** Begin Entries supplied **

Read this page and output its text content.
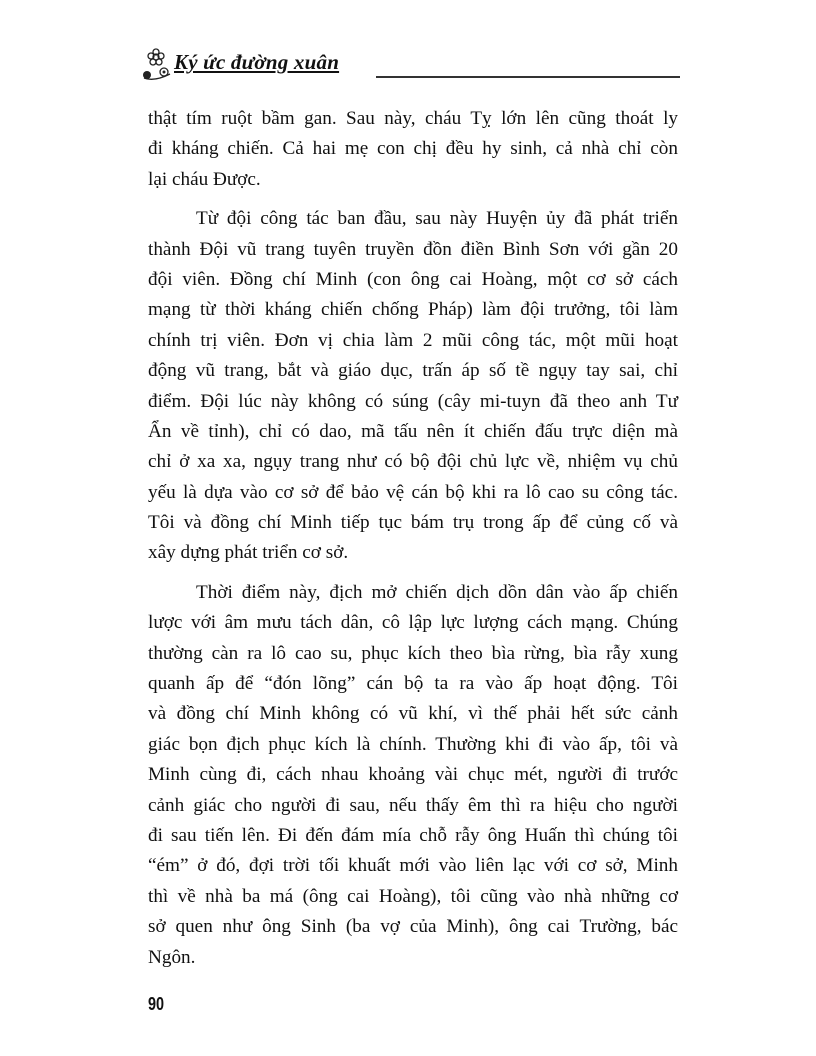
Ký ức đường xuân
thật tím ruột bầm gan. Sau này, cháu Tỵ lớn lên cũng thoát ly
đi kháng chiến. Cả hai mẹ con chị đều hy sinh, cả nhà chỉ còn
lại cháu Được.
Từ đội công tác ban đầu, sau này Huyện ủy đã phát triển
thành Đội vũ trang tuyên truyền đồn điền Bình Sơn với gần 20
đội viên. Đồng chí Minh (con ông cai Hoàng, một cơ sở cách
mạng từ thời kháng chiến chống Pháp) làm đội trưởng, tôi làm
chính trị viên. Đơn vị chia làm 2 mũi công tác, một mũi hoạt
động vũ trang, bắt và giáo dục, trấn áp số tề ngụy tay sai, chỉ
điểm. Đội lúc này không có súng (cây mi-tuyn đã theo anh Tư
Ẩn về tỉnh), chỉ có dao, mã tấu nên ít chiến đấu trực diện mà
chỉ ở xa xa, ngụy trang như có bộ đội chủ lực về, nhiệm vụ chủ
yếu là dựa vào cơ sở để bảo vệ cán bộ khi ra lô cao su công tác.
Tôi và đồng chí Minh tiếp tục bám trụ trong ấp để củng cố và
xây dựng phát triển cơ sở.
Thời điểm này, địch mở chiến dịch dồn dân vào ấp chiến
lược với âm mưu tách dân, cô lập lực lượng cách mạng. Chúng
thường càn ra lô cao su, phục kích theo bìa rừng, bìa rẫy xung
quanh ấp để “đón lõng” cán bộ ta ra vào ấp hoạt động. Tôi
và đồng chí Minh không có vũ khí, vì thế phải hết sức cảnh
giác bọn địch phục kích là chính. Thường khi đi vào ấp, tôi và
Minh cùng đi, cách nhau khoảng vài chục mét, người đi trước
cảnh giác cho người đi sau, nếu thấy êm thì ra hiệu cho người
đi sau tiến lên. Đi đến đám mía chỗ rẫy ông Huấn thì chúng tôi
“ém” ở đó, đợi trời tối khuất mới vào liên lạc với cơ sở, Minh
thì về nhà ba má (ông cai Hoàng), tôi cũng vào nhà những cơ
sở quen như ông Sinh (ba vợ của Minh), ông cai Trường, bác
Ngôn.
90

** End Entries supplied **

Write out the listing above again, exactly, but with no pictures in the copy.

Solution for this task =>
Read this page and output its text content.
Ký ức đường xuân
thật tím ruột bầm gan. Sau này, cháu Tỵ lớn lên cũng thoát ly
đi kháng chiến. Cả hai mẹ con chị đều hy sinh, cả nhà chỉ còn
lại cháu Được.
Từ đội công tác ban đầu, sau này Huyện ủy đã phát triển
thành Đội vũ trang tuyên truyền đồn điền Bình Sơn với gần 20
đội viên. Đồng chí Minh (con ông cai Hoàng, một cơ sở cách
mạng từ thời kháng chiến chống Pháp) làm đội trưởng, tôi làm
chính trị viên. Đơn vị chia làm 2 mũi công tác, một mũi hoạt
động vũ trang, bắt và giáo dục, trấn áp số tề ngụy tay sai, chỉ
điểm. Đội lúc này không có súng (cây mi-tuyn đã theo anh Tư
Ẩn về tỉnh), chỉ có dao, mã tấu nên ít chiến đấu trực diện mà
chỉ ở xa xa, ngụy trang như có bộ đội chủ lực về, nhiệm vụ chủ
yếu là dựa vào cơ sở để bảo vệ cán bộ khi ra lô cao su công tác.
Tôi và đồng chí Minh tiếp tục bám trụ trong ấp để củng cố và
xây dựng phát triển cơ sở.
Thời điểm này, địch mở chiến dịch dồn dân vào ấp chiến
lược với âm mưu tách dân, cô lập lực lượng cách mạng. Chúng
thường càn ra lô cao su, phục kích theo bìa rừng, bìa rẫy xung
quanh ấp để “đón lõng” cán bộ ta ra vào ấp hoạt động. Tôi
và đồng chí Minh không có vũ khí, vì thế phải hết sức cảnh
giác bọn địch phục kích là chính. Thường khi đi vào ấp, tôi và
Minh cùng đi, cách nhau khoảng vài chục mét, người đi trước
cảnh giác cho người đi sau, nếu thấy êm thì ra hiệu cho người
đi sau tiến lên. Đi đến đám mía chỗ rẫy ông Huấn thì chúng tôi
“ém” ở đó, đợi trời tối khuất mới vào liên lạc với cơ sở, Minh
thì về nhà ba má (ông cai Hoàng), tôi cũng vào nhà những cơ
sở quen như ông Sinh (ba vợ của Minh), ông cai Trường, bác
Ngôn.
90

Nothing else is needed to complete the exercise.